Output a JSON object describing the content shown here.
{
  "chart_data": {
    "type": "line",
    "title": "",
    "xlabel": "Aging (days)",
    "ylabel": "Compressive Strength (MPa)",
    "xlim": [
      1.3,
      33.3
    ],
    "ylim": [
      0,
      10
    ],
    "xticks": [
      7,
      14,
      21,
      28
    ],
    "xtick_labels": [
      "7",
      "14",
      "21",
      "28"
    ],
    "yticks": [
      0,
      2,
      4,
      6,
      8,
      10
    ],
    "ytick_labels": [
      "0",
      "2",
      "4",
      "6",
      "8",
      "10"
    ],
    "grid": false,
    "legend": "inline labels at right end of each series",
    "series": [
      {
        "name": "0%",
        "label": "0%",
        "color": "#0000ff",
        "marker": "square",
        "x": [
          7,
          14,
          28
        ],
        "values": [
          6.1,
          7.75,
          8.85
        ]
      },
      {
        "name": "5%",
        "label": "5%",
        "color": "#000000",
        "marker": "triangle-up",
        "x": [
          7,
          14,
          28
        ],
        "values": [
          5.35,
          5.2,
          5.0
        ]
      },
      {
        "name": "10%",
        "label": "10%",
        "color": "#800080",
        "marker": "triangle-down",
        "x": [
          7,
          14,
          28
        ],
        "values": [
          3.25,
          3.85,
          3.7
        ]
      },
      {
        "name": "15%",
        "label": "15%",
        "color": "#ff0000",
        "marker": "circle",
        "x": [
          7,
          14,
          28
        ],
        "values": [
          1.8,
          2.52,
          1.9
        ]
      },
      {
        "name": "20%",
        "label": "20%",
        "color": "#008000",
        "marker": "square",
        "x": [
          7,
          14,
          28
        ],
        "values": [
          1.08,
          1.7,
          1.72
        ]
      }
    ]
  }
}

----------------------------------------

Faithfully reproduce all of the records, character for character.

_Exercise output_.
Output a JSON object describing the content shown here.
{
  "chart_data": {
    "type": "line",
    "title": "",
    "xlabel": "Aging (days)",
    "ylabel": "Compressive Strength (MPa)",
    "xlim": [
      1.3,
      33.3
    ],
    "ylim": [
      0,
      10
    ],
    "xticks": [
      7,
      14,
      21,
      28
    ],
    "xtick_labels": [
      "7",
      "14",
      "21",
      "28"
    ],
    "yticks": [
      0,
      2,
      4,
      6,
      8,
      10
    ],
    "ytick_labels": [
      "0",
      "2",
      "4",
      "6",
      "8",
      "10"
    ],
    "grid": false,
    "legend": "inline labels at right end of each series",
    "series": [
      {
        "name": "0%",
        "label": "0%",
        "color": "#0000ff",
        "marker": "square",
        "x": [
          7,
          14,
          28
        ],
        "values": [
          6.1,
          7.75,
          8.85
        ]
      },
      {
        "name": "5%",
        "label": "5%",
        "color": "#000000",
        "marker": "triangle-up",
        "x": [
          7,
          14,
          28
        ],
        "values": [
          5.35,
          5.2,
          5.0
        ]
      },
      {
        "name": "10%",
        "label": "10%",
        "color": "#800080",
        "marker": "triangle-down",
        "x": [
          7,
          14,
          28
        ],
        "values": [
          3.25,
          3.85,
          3.7
        ]
      },
      {
        "name": "15%",
        "label": "15%",
        "color": "#ff0000",
        "marker": "circle",
        "x": [
          7,
          14,
          28
        ],
        "values": [
          1.8,
          2.52,
          1.9
        ]
      },
      {
        "name": "20%",
        "label": "20%",
        "color": "#008000",
        "marker": "square",
        "x": [
          7,
          14,
          28
        ],
        "values": [
          1.08,
          1.7,
          1.72
        ]
      }
    ]
  }
}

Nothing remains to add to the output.